Write out all of the data exactly as it appears.

◆ ◆ ◆ ◆ ◆

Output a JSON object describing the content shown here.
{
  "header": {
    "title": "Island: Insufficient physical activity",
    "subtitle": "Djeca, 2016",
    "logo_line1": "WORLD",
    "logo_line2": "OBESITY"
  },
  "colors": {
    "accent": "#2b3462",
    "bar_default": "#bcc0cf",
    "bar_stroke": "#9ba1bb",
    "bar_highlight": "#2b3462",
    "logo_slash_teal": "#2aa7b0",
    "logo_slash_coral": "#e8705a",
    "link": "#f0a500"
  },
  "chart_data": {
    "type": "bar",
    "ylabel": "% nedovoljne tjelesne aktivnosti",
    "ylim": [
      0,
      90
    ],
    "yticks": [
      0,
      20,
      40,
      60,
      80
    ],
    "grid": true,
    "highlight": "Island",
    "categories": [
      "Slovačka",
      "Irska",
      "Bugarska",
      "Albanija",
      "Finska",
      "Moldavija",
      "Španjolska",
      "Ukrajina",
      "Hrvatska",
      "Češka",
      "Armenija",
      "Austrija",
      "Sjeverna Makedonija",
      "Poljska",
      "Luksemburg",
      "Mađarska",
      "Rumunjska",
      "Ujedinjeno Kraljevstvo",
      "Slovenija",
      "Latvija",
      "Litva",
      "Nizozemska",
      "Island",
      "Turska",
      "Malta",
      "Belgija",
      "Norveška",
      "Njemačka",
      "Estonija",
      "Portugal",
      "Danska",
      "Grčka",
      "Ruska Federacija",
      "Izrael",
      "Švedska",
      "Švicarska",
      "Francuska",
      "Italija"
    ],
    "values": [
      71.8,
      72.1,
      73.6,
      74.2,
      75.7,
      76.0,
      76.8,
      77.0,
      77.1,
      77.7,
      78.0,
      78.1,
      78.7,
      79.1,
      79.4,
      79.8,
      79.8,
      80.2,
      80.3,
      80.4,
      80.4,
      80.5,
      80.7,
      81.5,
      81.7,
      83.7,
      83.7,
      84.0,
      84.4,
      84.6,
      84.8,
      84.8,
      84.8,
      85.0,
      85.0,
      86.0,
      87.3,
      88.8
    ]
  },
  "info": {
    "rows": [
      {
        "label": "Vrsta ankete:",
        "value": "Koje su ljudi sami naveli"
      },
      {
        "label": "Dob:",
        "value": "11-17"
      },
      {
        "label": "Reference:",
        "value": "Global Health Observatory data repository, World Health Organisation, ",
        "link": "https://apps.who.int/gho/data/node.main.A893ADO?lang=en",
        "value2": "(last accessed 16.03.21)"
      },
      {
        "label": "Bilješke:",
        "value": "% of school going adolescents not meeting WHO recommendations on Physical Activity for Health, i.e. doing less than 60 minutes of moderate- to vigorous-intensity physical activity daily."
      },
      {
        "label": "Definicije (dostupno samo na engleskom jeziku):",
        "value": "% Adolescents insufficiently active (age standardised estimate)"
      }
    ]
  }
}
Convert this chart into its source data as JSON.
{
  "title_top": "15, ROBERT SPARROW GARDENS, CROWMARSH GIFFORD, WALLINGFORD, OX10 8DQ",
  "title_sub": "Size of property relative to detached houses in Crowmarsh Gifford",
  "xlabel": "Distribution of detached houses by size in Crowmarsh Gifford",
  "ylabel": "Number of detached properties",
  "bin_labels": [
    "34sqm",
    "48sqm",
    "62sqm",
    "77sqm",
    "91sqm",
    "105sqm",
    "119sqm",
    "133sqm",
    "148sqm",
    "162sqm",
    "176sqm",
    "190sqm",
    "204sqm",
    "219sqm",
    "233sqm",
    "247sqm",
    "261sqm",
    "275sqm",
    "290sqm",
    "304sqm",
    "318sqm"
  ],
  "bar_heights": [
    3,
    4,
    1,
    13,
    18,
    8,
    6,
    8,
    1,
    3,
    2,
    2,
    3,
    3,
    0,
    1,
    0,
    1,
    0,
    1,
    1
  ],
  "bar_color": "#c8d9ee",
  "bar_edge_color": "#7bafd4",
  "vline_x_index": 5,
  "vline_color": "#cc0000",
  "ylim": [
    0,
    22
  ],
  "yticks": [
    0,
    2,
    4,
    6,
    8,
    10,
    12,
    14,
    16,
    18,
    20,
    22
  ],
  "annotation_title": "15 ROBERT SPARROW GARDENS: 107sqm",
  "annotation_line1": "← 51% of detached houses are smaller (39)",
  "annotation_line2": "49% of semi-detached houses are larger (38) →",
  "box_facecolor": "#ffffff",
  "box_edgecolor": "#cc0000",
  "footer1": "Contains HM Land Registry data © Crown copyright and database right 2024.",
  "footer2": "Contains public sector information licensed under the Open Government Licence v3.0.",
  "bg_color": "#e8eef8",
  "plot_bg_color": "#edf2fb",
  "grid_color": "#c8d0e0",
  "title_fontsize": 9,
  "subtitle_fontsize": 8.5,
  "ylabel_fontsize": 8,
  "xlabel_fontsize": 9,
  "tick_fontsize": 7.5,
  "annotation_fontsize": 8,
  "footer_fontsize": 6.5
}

◆ ◆ ◆ ◆ ◆

## The response
Output a JSON object describing the content shown here.
{
  "header": {
    "title": "Island: Insufficient physical activity",
    "subtitle": "Djeca, 2016",
    "logo_line1": "WORLD",
    "logo_line2": "OBESITY"
  },
  "colors": {
    "accent": "#2b3462",
    "bar_default": "#bcc0cf",
    "bar_stroke": "#9ba1bb",
    "bar_highlight": "#2b3462",
    "logo_slash_teal": "#2aa7b0",
    "logo_slash_coral": "#e8705a",
    "link": "#f0a500"
  },
  "chart_data": {
    "type": "bar",
    "ylabel": "% nedovoljne tjelesne aktivnosti",
    "ylim": [
      0,
      90
    ],
    "yticks": [
      0,
      20,
      40,
      60,
      80
    ],
    "grid": true,
    "highlight": "Island",
    "categories": [
      "Slovačka",
      "Irska",
      "Bugarska",
      "Albanija",
      "Finska",
      "Moldavija",
      "Španjolska",
      "Ukrajina",
      "Hrvatska",
      "Češka",
      "Armenija",
      "Austrija",
      "Sjeverna Makedonija",
      "Poljska",
      "Luksemburg",
      "Mađarska",
      "Rumunjska",
      "Ujedinjeno Kraljevstvo",
      "Slovenija",
      "Latvija",
      "Litva",
      "Nizozemska",
      "Island",
      "Turska",
      "Malta",
      "Belgija",
      "Norveška",
      "Njemačka",
      "Estonija",
      "Portugal",
      "Danska",
      "Grčka",
      "Ruska Federacija",
      "Izrael",
      "Švedska",
      "Švicarska",
      "Francuska",
      "Italija"
    ],
    "values": [
      71.8,
      72.1,
      73.6,
      74.2,
      75.7,
      76.0,
      76.8,
      77.0,
      77.1,
      77.7,
      78.0,
      78.1,
      78.7,
      79.1,
      79.4,
      79.8,
      79.8,
      80.2,
      80.3,
      80.4,
      80.4,
      80.5,
      80.7,
      81.5,
      81.7,
      83.7,
      83.7,
      84.0,
      84.4,
      84.6,
      84.8,
      84.8,
      84.8,
      85.0,
      85.0,
      86.0,
      87.3,
      88.8
    ]
  },
  "info": {
    "rows": [
      {
        "label": "Vrsta ankete:",
        "value": "Koje su ljudi sami naveli"
      },
      {
        "label": "Dob:",
        "value": "11-17"
      },
      {
        "label": "Reference:",
        "value": "Global Health Observatory data repository, World Health Organisation, ",
        "link": "https://apps.who.int/gho/data/node.main.A893ADO?lang=en",
        "value2": "(last accessed 16.03.21)"
      },
      {
        "label": "Bilješke:",
        "value": "% of school going adolescents not meeting WHO recommendations on Physical Activity for Health, i.e. doing less than 60 minutes of moderate- to vigorous-intensity physical activity daily."
      },
      {
        "label": "Definicije (dostupno samo na engleskom jeziku):",
        "value": "% Adolescents insufficiently active (age standardised estimate)"
      }
    ]
  }
}
Convert this chart into its source data as JSON.
{
  "title_top": "15, ROBERT SPARROW GARDENS, CROWMARSH GIFFORD, WALLINGFORD, OX10 8DQ",
  "title_sub": "Size of property relative to detached houses in Crowmarsh Gifford",
  "xlabel": "Distribution of detached houses by size in Crowmarsh Gifford",
  "ylabel": "Number of detached properties",
  "bin_labels": [
    "34sqm",
    "48sqm",
    "62sqm",
    "77sqm",
    "91sqm",
    "105sqm",
    "119sqm",
    "133sqm",
    "148sqm",
    "162sqm",
    "176sqm",
    "190sqm",
    "204sqm",
    "219sqm",
    "233sqm",
    "247sqm",
    "261sqm",
    "275sqm",
    "290sqm",
    "304sqm",
    "318sqm"
  ],
  "bar_heights": [
    3,
    4,
    1,
    13,
    18,
    8,
    6,
    8,
    1,
    3,
    2,
    2,
    3,
    3,
    0,
    1,
    0,
    1,
    0,
    1,
    1
  ],
  "bar_color": "#c8d9ee",
  "bar_edge_color": "#7bafd4",
  "vline_x_index": 5,
  "vline_color": "#cc0000",
  "ylim": [
    0,
    22
  ],
  "yticks": [
    0,
    2,
    4,
    6,
    8,
    10,
    12,
    14,
    16,
    18,
    20,
    22
  ],
  "annotation_title": "15 ROBERT SPARROW GARDENS: 107sqm",
  "annotation_line1": "← 51% of detached houses are smaller (39)",
  "annotation_line2": "49% of semi-detached houses are larger (38) →",
  "box_facecolor": "#ffffff",
  "box_edgecolor": "#cc0000",
  "footer1": "Contains HM Land Registry data © Crown copyright and database right 2024.",
  "footer2": "Contains public sector information licensed under the Open Government Licence v3.0.",
  "bg_color": "#e8eef8",
  "plot_bg_color": "#edf2fb",
  "grid_color": "#c8d0e0",
  "title_fontsize": 9,
  "subtitle_fontsize": 8.5,
  "ylabel_fontsize": 8,
  "xlabel_fontsize": 9,
  "tick_fontsize": 7.5,
  "annotation_fontsize": 8,
  "footer_fontsize": 6.5
}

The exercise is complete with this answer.